Material:
________

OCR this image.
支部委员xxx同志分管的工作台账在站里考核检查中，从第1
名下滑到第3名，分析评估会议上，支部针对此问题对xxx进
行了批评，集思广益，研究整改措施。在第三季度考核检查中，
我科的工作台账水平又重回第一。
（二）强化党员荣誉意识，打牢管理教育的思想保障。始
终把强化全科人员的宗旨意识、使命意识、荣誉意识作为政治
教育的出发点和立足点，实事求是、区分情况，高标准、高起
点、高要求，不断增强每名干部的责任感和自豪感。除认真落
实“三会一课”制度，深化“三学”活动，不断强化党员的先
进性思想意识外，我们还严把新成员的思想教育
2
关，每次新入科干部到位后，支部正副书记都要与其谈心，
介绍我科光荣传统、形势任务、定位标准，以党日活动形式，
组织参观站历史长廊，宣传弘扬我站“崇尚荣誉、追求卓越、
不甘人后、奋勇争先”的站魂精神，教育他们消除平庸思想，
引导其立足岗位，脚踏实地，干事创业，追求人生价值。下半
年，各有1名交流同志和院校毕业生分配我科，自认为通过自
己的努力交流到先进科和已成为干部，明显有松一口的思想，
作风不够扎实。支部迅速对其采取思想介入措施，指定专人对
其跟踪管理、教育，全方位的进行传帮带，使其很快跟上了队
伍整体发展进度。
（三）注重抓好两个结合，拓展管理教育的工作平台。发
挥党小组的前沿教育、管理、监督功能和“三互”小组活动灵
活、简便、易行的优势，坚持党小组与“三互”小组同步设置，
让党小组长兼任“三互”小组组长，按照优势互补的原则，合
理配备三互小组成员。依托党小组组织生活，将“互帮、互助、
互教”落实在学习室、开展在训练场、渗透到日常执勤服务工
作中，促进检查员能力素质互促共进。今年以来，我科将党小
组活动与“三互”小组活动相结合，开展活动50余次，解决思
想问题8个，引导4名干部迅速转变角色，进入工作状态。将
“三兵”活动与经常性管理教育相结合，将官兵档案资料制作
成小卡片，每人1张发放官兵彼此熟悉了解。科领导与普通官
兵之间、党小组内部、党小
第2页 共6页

________

Given task: Transcribe the data. Leave every line exactly as it is.

Exercise answer:
OCR this image.
支部委员xxx同志分管的工作台账在站里考核检查中，从第1
名下滑到第3名，分析评估会议上，支部针对此问题对xxx进
行了批评，集思广益，研究整改措施。在第三季度考核检查中，
我科的工作台账水平又重回第一。
（二）强化党员荣誉意识，打牢管理教育的思想保障。始
终把强化全科人员的宗旨意识、使命意识、荣誉意识作为政治
教育的出发点和立足点，实事求是、区分情况，高标准、高起
点、高要求，不断增强每名干部的责任感和自豪感。除认真落
实“三会一课”制度，深化“三学”活动，不断强化党员的先
进性思想意识外，我们还严把新成员的思想教育
2
关，每次新入科干部到位后，支部正副书记都要与其谈心，
介绍我科光荣传统、形势任务、定位标准，以党日活动形式，
组织参观站历史长廊，宣传弘扬我站“崇尚荣誉、追求卓越、
不甘人后、奋勇争先”的站魂精神，教育他们消除平庸思想，
引导其立足岗位，脚踏实地，干事创业，追求人生价值。下半
年，各有1名交流同志和院校毕业生分配我科，自认为通过自
己的努力交流到先进科和已成为干部，明显有松一口的思想，
作风不够扎实。支部迅速对其采取思想介入措施，指定专人对
其跟踪管理、教育，全方位的进行传帮带，使其很快跟上了队
伍整体发展进度。
（三）注重抓好两个结合，拓展管理教育的工作平台。发
挥党小组的前沿教育、管理、监督功能和“三互”小组活动灵
活、简便、易行的优势，坚持党小组与“三互”小组同步设置，
让党小组长兼任“三互”小组组长，按照优势互补的原则，合
理配备三互小组成员。依托党小组组织生活，将“互帮、互助、
互教”落实在学习室、开展在训练场、渗透到日常执勤服务工
作中，促进检查员能力素质互促共进。今年以来，我科将党小
组活动与“三互”小组活动相结合，开展活动50余次，解决思
想问题8个，引导4名干部迅速转变角色，进入工作状态。将
“三兵”活动与经常性管理教育相结合，将官兵档案资料制作
成小卡片，每人1张发放官兵彼此熟悉了解。科领导与普通官
兵之间、党小组内部、党小
第2页 共6页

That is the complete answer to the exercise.